*Exercise details:*
Pick out all lines of the entries that include the word "about" and copy them.

*Recorded information:*
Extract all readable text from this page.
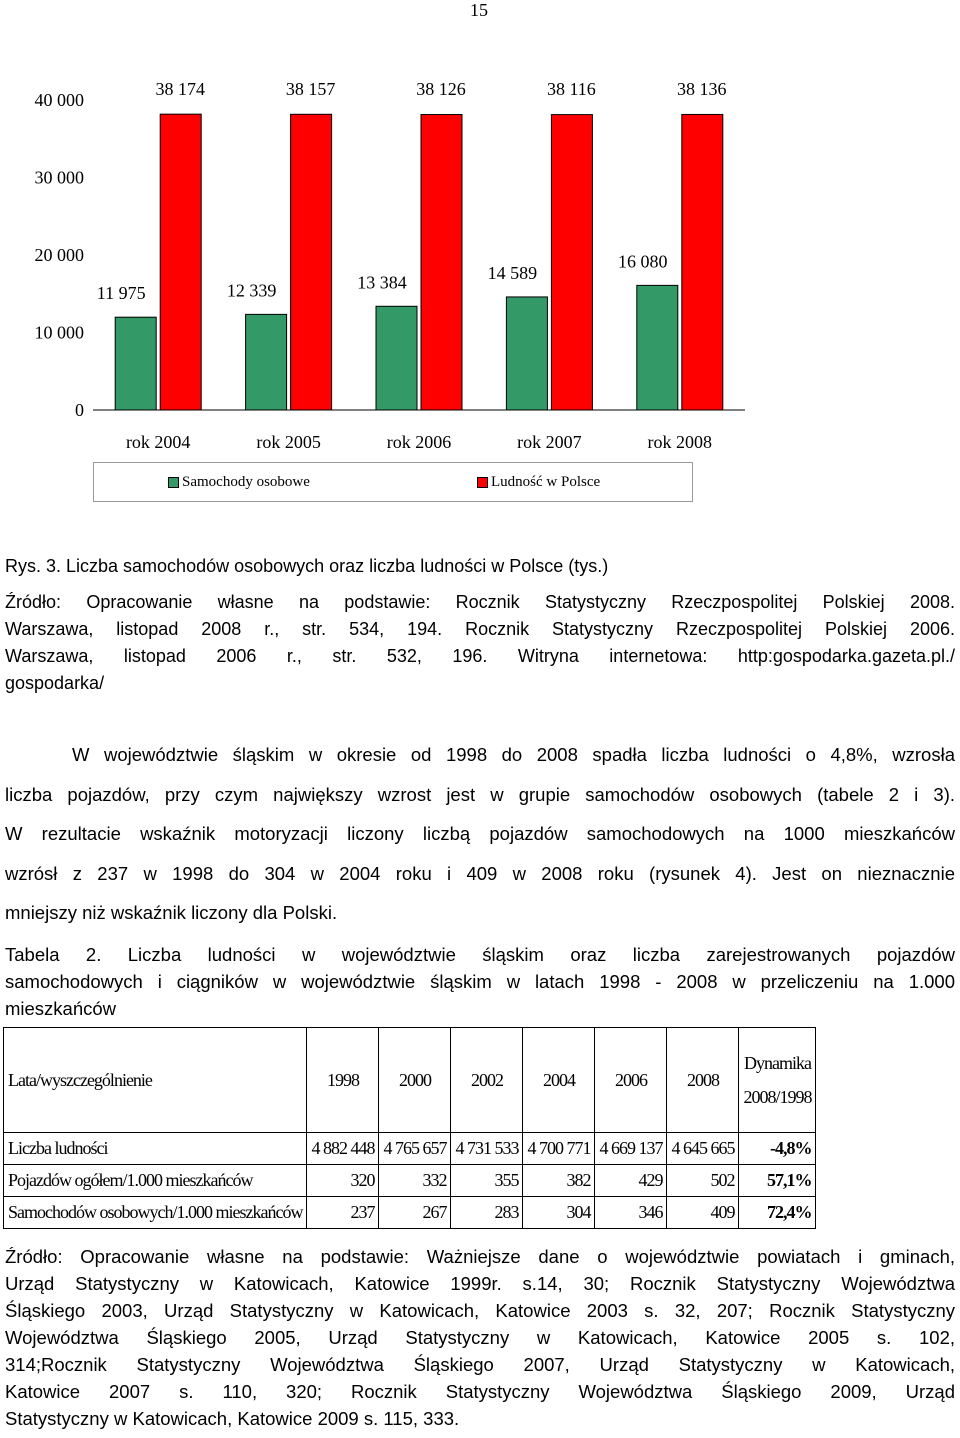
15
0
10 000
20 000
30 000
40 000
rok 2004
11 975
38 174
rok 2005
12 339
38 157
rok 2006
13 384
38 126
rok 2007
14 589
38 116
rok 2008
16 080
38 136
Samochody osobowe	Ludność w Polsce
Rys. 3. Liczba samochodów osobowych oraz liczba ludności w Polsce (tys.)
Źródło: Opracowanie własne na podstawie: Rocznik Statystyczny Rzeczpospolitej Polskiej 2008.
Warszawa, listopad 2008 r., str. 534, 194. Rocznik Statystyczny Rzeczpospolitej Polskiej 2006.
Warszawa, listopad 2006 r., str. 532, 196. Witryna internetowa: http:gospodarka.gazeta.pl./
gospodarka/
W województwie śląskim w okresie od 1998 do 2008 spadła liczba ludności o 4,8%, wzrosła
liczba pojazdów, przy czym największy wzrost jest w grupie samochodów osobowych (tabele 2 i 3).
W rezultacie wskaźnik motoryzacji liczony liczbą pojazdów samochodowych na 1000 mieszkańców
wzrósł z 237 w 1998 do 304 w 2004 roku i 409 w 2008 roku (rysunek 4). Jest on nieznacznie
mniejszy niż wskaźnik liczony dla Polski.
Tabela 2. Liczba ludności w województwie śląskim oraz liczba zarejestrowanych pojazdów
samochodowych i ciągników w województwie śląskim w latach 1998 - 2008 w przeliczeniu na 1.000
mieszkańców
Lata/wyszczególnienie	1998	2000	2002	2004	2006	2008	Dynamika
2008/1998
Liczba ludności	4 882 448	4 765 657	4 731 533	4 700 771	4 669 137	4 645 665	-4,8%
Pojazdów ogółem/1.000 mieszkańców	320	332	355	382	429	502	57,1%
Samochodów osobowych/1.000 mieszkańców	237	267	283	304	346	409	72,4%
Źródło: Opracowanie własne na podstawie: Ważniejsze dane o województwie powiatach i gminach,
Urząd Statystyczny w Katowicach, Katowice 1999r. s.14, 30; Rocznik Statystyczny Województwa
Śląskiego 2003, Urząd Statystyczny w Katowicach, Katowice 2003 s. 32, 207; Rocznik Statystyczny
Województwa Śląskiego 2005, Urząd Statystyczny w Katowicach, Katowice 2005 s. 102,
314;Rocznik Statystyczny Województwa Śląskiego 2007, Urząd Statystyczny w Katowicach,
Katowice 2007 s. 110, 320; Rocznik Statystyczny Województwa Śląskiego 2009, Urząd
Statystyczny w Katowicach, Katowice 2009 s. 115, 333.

--

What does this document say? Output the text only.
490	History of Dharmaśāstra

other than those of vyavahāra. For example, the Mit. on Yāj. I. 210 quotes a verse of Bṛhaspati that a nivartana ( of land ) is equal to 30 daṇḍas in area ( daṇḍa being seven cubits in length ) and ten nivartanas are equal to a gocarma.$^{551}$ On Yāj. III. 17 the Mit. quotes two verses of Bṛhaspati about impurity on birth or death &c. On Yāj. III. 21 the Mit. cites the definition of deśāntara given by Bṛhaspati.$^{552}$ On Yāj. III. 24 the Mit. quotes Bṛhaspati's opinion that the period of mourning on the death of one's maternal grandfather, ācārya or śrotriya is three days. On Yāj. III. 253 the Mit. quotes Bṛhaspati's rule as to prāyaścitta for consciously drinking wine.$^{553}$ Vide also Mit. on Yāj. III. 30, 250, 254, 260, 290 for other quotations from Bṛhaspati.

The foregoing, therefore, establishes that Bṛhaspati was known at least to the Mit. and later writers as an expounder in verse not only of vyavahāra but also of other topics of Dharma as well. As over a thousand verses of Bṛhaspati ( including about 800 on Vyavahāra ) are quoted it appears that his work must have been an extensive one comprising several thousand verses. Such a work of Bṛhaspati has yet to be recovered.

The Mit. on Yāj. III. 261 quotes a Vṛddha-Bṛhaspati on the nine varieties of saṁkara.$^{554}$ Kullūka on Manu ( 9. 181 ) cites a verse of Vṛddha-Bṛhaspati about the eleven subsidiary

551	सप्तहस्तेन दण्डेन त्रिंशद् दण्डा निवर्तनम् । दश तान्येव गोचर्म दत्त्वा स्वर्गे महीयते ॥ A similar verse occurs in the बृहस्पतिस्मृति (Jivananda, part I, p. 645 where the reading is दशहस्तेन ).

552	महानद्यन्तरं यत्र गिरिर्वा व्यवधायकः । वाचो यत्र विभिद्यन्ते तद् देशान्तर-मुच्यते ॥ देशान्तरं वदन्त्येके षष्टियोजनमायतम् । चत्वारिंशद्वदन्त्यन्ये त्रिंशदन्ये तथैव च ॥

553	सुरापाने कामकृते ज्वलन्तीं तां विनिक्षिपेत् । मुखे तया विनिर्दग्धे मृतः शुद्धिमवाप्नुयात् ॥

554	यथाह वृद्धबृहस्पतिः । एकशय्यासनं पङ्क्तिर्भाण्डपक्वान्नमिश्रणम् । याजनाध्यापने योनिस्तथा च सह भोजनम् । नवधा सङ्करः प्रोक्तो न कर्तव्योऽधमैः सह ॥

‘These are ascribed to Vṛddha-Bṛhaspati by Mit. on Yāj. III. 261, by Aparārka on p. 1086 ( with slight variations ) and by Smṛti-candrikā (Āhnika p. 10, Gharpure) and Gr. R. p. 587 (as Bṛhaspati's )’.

...

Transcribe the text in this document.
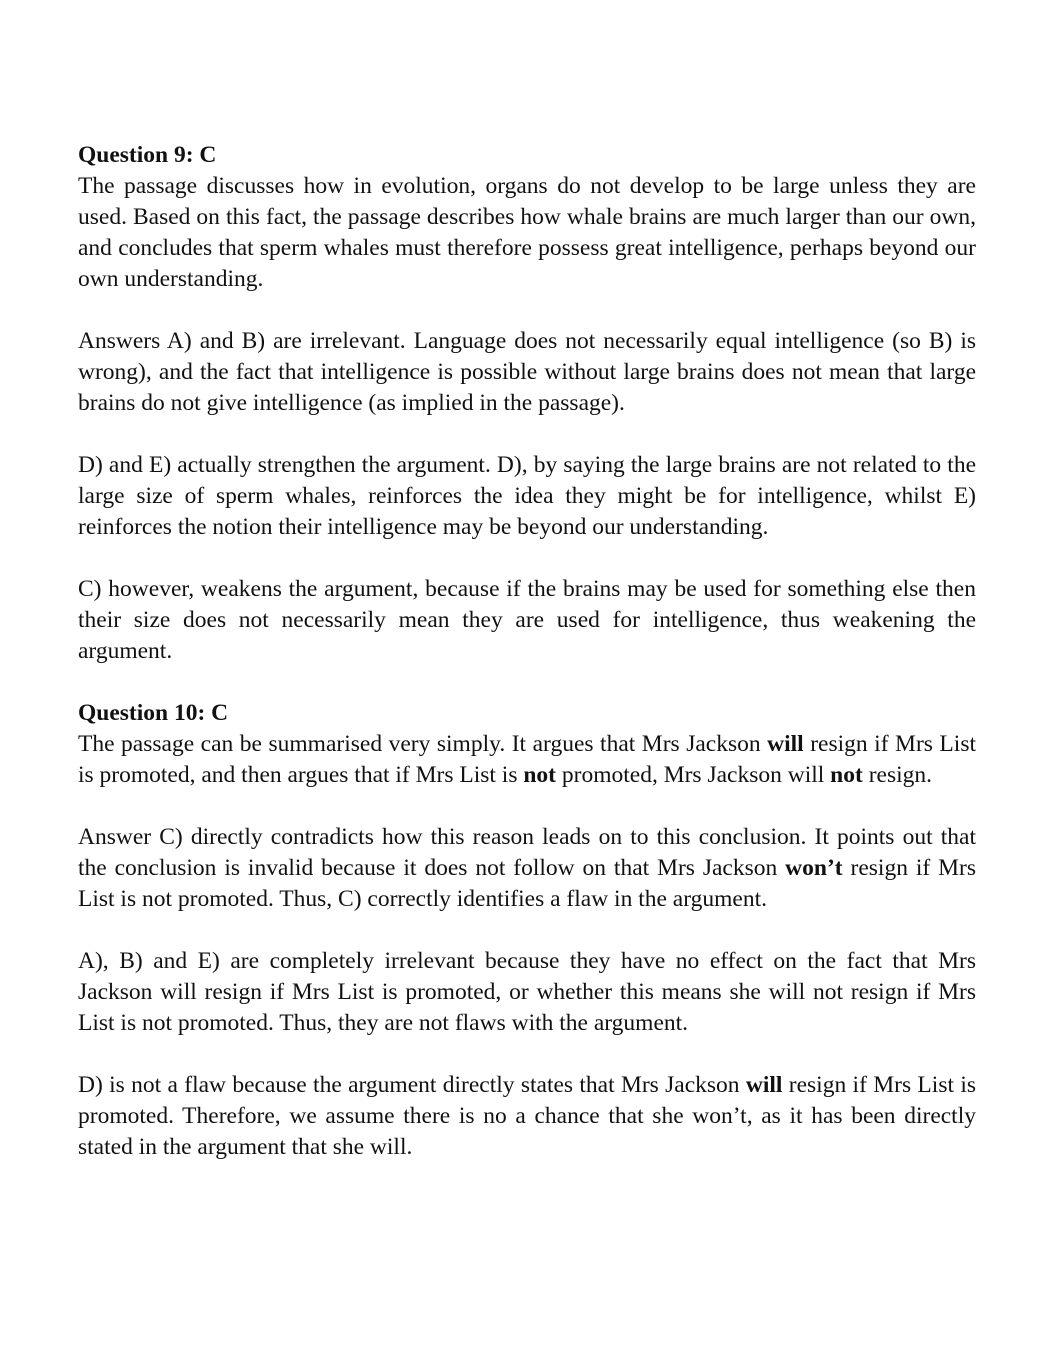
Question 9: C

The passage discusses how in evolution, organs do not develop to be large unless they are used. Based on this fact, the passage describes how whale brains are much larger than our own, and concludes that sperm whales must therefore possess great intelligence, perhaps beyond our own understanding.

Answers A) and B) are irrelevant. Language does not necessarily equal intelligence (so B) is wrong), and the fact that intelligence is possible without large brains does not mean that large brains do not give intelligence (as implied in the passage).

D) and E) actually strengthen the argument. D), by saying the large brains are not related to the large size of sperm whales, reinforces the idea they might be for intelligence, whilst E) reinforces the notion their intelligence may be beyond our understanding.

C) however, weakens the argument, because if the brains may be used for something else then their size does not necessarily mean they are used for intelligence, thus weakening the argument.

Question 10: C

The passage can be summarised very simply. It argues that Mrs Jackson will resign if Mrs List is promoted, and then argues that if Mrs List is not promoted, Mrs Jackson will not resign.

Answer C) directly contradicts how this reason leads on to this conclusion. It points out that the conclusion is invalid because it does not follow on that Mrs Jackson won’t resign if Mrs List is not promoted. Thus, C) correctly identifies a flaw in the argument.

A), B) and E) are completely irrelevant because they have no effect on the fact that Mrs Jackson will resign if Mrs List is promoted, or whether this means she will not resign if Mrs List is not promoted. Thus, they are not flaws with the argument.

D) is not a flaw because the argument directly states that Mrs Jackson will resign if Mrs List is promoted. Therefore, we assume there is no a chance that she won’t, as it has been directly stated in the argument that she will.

*Task result:*
other than those of vyavahāra. For example, the Mit. on Yāj. I. 210 quotes a verse of Bṛhaspati that a nivartana ( of land ) is equal to 30 daṇḍas in area ( daṇḍa being seven cubits in length ) and ten nivartanas are equal to a gocarma.$^{551}$ On Yāj. III. 17 the Mit. quotes two verses of Bṛhaspati about impurity on birth or death &c. On Yāj. III. 21 the Mit. cites the definition of deśāntara given by Bṛhaspati.$^{552}$ On Yāj. III. 24 the Mit. quotes Bṛhaspati's opinion that the period of mourning on the death of one's maternal grandfather, ācārya or śrotriya is three days. On Yāj. III. 253 the Mit. quotes Bṛhaspati's rule as to prāyaścitta for consciously drinking wine.$^{553}$ Vide also Mit. on Yāj. III. 30, 250, 254, 260, 290 for other quotations from Bṛhaspati.
The foregoing, therefore, establishes that Bṛhaspati was known at least to the Mit. and later writers as an expounder in verse not only of vyavahāra but also of other topics of Dharma as well. As over a thousand verses of Bṛhaspati ( including about 800 on Vyavahāra ) are quoted it appears that his work must have been an extensive one comprising several thousand verses. Such a work of Bṛhaspati has yet to be recovered.
The Mit. on Yāj. III. 261 quotes a Vṛddha-Bṛhaspati on the nine varieties of saṁkara.$^{554}$ Kullūka on Manu ( 9. 181 ) cites a verse of Vṛddha-Bṛhaspati about the eleven subsidiary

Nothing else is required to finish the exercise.